▶ Material provided
>>>

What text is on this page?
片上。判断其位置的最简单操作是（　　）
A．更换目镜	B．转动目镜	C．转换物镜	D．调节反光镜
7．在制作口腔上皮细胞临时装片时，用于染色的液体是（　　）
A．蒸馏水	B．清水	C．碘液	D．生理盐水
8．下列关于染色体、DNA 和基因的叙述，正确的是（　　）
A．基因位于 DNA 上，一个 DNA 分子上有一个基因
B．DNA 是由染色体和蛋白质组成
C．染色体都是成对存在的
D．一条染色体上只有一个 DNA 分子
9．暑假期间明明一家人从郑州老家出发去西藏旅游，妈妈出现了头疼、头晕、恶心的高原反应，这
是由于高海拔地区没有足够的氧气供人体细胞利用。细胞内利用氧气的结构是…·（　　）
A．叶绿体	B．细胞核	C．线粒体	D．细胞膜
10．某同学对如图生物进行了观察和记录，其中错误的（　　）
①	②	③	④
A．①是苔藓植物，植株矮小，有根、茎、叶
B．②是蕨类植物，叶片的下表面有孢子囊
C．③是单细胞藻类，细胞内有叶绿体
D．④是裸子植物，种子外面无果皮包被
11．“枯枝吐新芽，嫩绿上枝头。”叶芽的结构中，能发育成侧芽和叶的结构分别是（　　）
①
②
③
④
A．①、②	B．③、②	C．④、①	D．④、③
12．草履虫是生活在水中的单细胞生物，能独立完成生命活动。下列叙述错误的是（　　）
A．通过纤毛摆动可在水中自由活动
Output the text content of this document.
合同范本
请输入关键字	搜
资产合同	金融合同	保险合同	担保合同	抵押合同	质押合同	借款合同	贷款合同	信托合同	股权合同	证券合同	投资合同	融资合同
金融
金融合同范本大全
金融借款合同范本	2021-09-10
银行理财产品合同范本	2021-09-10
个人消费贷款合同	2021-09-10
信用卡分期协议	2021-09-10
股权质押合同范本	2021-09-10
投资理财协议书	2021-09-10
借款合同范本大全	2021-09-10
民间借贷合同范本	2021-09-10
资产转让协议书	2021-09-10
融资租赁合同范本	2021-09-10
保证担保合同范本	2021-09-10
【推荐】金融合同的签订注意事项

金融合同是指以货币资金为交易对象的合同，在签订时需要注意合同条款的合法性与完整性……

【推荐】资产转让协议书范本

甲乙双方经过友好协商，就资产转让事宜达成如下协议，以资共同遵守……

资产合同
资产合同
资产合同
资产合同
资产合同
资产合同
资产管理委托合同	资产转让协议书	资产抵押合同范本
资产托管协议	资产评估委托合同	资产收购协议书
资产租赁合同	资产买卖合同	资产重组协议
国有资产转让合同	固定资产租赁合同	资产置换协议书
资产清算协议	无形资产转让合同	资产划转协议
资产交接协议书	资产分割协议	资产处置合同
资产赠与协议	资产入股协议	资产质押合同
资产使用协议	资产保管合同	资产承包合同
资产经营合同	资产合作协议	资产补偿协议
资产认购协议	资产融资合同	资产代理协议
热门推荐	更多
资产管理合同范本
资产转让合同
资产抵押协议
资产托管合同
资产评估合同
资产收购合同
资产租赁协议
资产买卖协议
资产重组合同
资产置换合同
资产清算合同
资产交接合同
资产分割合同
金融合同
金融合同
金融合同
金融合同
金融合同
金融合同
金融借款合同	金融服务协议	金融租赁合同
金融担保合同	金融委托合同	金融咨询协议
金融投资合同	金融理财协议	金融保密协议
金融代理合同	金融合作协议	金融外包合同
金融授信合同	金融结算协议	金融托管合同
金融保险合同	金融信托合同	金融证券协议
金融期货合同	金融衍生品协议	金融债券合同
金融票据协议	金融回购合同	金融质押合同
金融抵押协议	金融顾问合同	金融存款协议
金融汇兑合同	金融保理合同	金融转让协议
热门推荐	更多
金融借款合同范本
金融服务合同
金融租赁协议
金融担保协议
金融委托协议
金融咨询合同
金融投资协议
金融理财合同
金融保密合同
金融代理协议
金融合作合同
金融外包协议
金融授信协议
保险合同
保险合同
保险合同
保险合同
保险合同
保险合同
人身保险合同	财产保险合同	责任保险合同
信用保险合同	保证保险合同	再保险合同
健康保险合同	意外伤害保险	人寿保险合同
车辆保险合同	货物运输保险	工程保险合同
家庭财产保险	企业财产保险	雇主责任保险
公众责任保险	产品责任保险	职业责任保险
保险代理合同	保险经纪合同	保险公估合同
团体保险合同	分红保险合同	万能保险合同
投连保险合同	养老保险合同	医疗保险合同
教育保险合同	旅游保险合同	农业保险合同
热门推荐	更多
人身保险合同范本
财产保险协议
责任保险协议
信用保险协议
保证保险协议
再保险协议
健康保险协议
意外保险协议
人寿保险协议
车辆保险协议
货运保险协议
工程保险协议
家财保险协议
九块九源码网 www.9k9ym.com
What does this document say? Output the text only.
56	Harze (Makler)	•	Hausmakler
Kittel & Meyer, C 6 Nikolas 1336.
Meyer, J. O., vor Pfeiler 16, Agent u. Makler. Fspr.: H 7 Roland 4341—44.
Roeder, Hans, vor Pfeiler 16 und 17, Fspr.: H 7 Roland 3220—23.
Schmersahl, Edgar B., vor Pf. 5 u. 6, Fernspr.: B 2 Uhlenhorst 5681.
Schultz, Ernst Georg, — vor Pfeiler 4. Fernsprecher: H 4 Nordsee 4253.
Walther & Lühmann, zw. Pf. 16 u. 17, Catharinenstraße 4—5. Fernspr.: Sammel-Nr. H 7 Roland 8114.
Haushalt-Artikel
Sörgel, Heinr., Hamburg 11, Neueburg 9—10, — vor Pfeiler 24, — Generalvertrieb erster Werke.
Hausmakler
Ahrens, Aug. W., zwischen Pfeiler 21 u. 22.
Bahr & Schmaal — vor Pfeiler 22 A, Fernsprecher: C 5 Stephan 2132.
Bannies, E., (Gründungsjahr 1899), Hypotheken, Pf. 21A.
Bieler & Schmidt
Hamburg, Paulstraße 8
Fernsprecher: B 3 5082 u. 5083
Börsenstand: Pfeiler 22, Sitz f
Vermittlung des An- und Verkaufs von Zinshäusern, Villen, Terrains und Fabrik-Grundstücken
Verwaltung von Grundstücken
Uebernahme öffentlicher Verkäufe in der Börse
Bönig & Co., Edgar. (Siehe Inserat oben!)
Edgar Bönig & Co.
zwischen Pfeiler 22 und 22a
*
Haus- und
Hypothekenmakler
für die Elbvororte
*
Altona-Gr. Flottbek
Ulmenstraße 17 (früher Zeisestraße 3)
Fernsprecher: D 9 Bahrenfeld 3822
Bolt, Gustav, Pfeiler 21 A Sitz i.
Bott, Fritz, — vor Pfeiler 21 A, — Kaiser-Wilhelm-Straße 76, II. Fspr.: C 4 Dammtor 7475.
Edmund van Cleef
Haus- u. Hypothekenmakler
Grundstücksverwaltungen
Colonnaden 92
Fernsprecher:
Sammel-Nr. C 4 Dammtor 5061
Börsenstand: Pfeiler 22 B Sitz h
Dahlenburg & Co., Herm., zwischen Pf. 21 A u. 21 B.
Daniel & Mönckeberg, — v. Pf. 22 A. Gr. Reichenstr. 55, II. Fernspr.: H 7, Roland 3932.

<<<

▶ Exercise task
Retype all of the material above with every character intact.

▶ Completed exercise
What text is on this page?
片上。判断其位置的最简单操作是（　　）
A．更换目镜	B．转动目镜	C．转换物镜	D．调节反光镜
7．在制作口腔上皮细胞临时装片时，用于染色的液体是（　　）
A．蒸馏水	B．清水	C．碘液	D．生理盐水
8．下列关于染色体、DNA 和基因的叙述，正确的是（　　）
A．基因位于 DNA 上，一个 DNA 分子上有一个基因
B．DNA 是由染色体和蛋白质组成
C．染色体都是成对存在的
D．一条染色体上只有一个 DNA 分子
9．暑假期间明明一家人从郑州老家出发去西藏旅游，妈妈出现了头疼、头晕、恶心的高原反应，这
是由于高海拔地区没有足够的氧气供人体细胞利用。细胞内利用氧气的结构是…·（　　）
A．叶绿体	B．细胞核	C．线粒体	D．细胞膜
10．某同学对如图生物进行了观察和记录，其中错误的（　　）
①	②	③	④
A．①是苔藓植物，植株矮小，有根、茎、叶
B．②是蕨类植物，叶片的下表面有孢子囊
C．③是单细胞藻类，细胞内有叶绿体
D．④是裸子植物，种子外面无果皮包被
11．“枯枝吐新芽，嫩绿上枝头。”叶芽的结构中，能发育成侧芽和叶的结构分别是（　　）
①
②
③
④
A．①、②	B．③、②	C．④、①	D．④、③
12．草履虫是生活在水中的单细胞生物，能独立完成生命活动。下列叙述错误的是（　　）
A．通过纤毛摆动可在水中自由活动
Output the text content of this document.
合同范本
请输入关键字	搜
资产合同	金融合同	保险合同	担保合同	抵押合同	质押合同	借款合同	贷款合同	信托合同	股权合同	证券合同	投资合同	融资合同
金融
金融合同范本大全
金融借款合同范本	2021-09-10
银行理财产品合同范本	2021-09-10
个人消费贷款合同	2021-09-10
信用卡分期协议	2021-09-10
股权质押合同范本	2021-09-10
投资理财协议书	2021-09-10
借款合同范本大全	2021-09-10
民间借贷合同范本	2021-09-10
资产转让协议书	2021-09-10
融资租赁合同范本	2021-09-10
保证担保合同范本	2021-09-10
【推荐】金融合同的签订注意事项

金融合同是指以货币资金为交易对象的合同，在签订时需要注意合同条款的合法性与完整性……

【推荐】资产转让协议书范本

甲乙双方经过友好协商，就资产转让事宜达成如下协议，以资共同遵守……

资产合同
资产合同
资产合同
资产合同
资产合同
资产合同
资产管理委托合同	资产转让协议书	资产抵押合同范本
资产托管协议	资产评估委托合同	资产收购协议书
资产租赁合同	资产买卖合同	资产重组协议
国有资产转让合同	固定资产租赁合同	资产置换协议书
资产清算协议	无形资产转让合同	资产划转协议
资产交接协议书	资产分割协议	资产处置合同
资产赠与协议	资产入股协议	资产质押合同
资产使用协议	资产保管合同	资产承包合同
资产经营合同	资产合作协议	资产补偿协议
资产认购协议	资产融资合同	资产代理协议
热门推荐	更多
资产管理合同范本
资产转让合同
资产抵押协议
资产托管合同
资产评估合同
资产收购合同
资产租赁协议
资产买卖协议
资产重组合同
资产置换合同
资产清算合同
资产交接合同
资产分割合同
金融合同
金融合同
金融合同
金融合同
金融合同
金融合同
金融借款合同	金融服务协议	金融租赁合同
金融担保合同	金融委托合同	金融咨询协议
金融投资合同	金融理财协议	金融保密协议
金融代理合同	金融合作协议	金融外包合同
金融授信合同	金融结算协议	金融托管合同
金融保险合同	金融信托合同	金融证券协议
金融期货合同	金融衍生品协议	金融债券合同
金融票据协议	金融回购合同	金融质押合同
金融抵押协议	金融顾问合同	金融存款协议
金融汇兑合同	金融保理合同	金融转让协议
热门推荐	更多
金融借款合同范本
金融服务合同
金融租赁协议
金融担保协议
金融委托协议
金融咨询合同
金融投资协议
金融理财合同
金融保密合同
金融代理协议
金融合作合同
金融外包协议
金融授信协议
保险合同
保险合同
保险合同
保险合同
保险合同
保险合同
人身保险合同	财产保险合同	责任保险合同
信用保险合同	保证保险合同	再保险合同
健康保险合同	意外伤害保险	人寿保险合同
车辆保险合同	货物运输保险	工程保险合同
家庭财产保险	企业财产保险	雇主责任保险
公众责任保险	产品责任保险	职业责任保险
保险代理合同	保险经纪合同	保险公估合同
团体保险合同	分红保险合同	万能保险合同
投连保险合同	养老保险合同	医疗保险合同
教育保险合同	旅游保险合同	农业保险合同
热门推荐	更多
人身保险合同范本
财产保险协议
责任保险协议
信用保险协议
保证保险协议
再保险协议
健康保险协议
意外保险协议
人寿保险协议
车辆保险协议
货运保险协议
工程保险协议
家财保险协议
九块九源码网 www.9k9ym.com
What does this document say? Output the text only.
56	Harze (Makler)	•	Hausmakler
Kittel & Meyer, C 6 Nikolas 1336.
Meyer, J. O., vor Pfeiler 16, Agent u. Makler. Fspr.: H 7 Roland 4341—44.
Roeder, Hans, vor Pfeiler 16 und 17, Fspr.: H 7 Roland 3220—23.
Schmersahl, Edgar B., vor Pf. 5 u. 6, Fernspr.: B 2 Uhlenhorst 5681.
Schultz, Ernst Georg, — vor Pfeiler 4. Fernsprecher: H 4 Nordsee 4253.
Walther & Lühmann, zw. Pf. 16 u. 17, Catharinenstraße 4—5. Fernspr.: Sammel-Nr. H 7 Roland 8114.
Haushalt-Artikel
Sörgel, Heinr., Hamburg 11, Neueburg 9—10, — vor Pfeiler 24, — Generalvertrieb erster Werke.
Hausmakler
Ahrens, Aug. W., zwischen Pfeiler 21 u. 22.
Bahr & Schmaal — vor Pfeiler 22 A, Fernsprecher: C 5 Stephan 2132.
Bannies, E., (Gründungsjahr 1899), Hypotheken, Pf. 21A.
Bieler & Schmidt
Hamburg, Paulstraße 8
Fernsprecher: B 3 5082 u. 5083
Börsenstand: Pfeiler 22, Sitz f
Vermittlung des An- und Verkaufs von Zinshäusern, Villen, Terrains und Fabrik-Grundstücken
Verwaltung von Grundstücken
Uebernahme öffentlicher Verkäufe in der Börse
Bönig & Co., Edgar. (Siehe Inserat oben!)
Edgar Bönig & Co.
zwischen Pfeiler 22 und 22a
*
Haus- und
Hypothekenmakler
für die Elbvororte
*
Altona-Gr. Flottbek
Ulmenstraße 17 (früher Zeisestraße 3)
Fernsprecher: D 9 Bahrenfeld 3822
Bolt, Gustav, Pfeiler 21 A Sitz i.
Bott, Fritz, — vor Pfeiler 21 A, — Kaiser-Wilhelm-Straße 76, II. Fspr.: C 4 Dammtor 7475.
Edmund van Cleef
Haus- u. Hypothekenmakler
Grundstücksverwaltungen
Colonnaden 92
Fernsprecher:
Sammel-Nr. C 4 Dammtor 5061
Börsenstand: Pfeiler 22 B Sitz h
Dahlenburg & Co., Herm., zwischen Pf. 21 A u. 21 B.
Daniel & Mönckeberg, — v. Pf. 22 A. Gr. Reichenstr. 55, II. Fernspr.: H 7, Roland 3932.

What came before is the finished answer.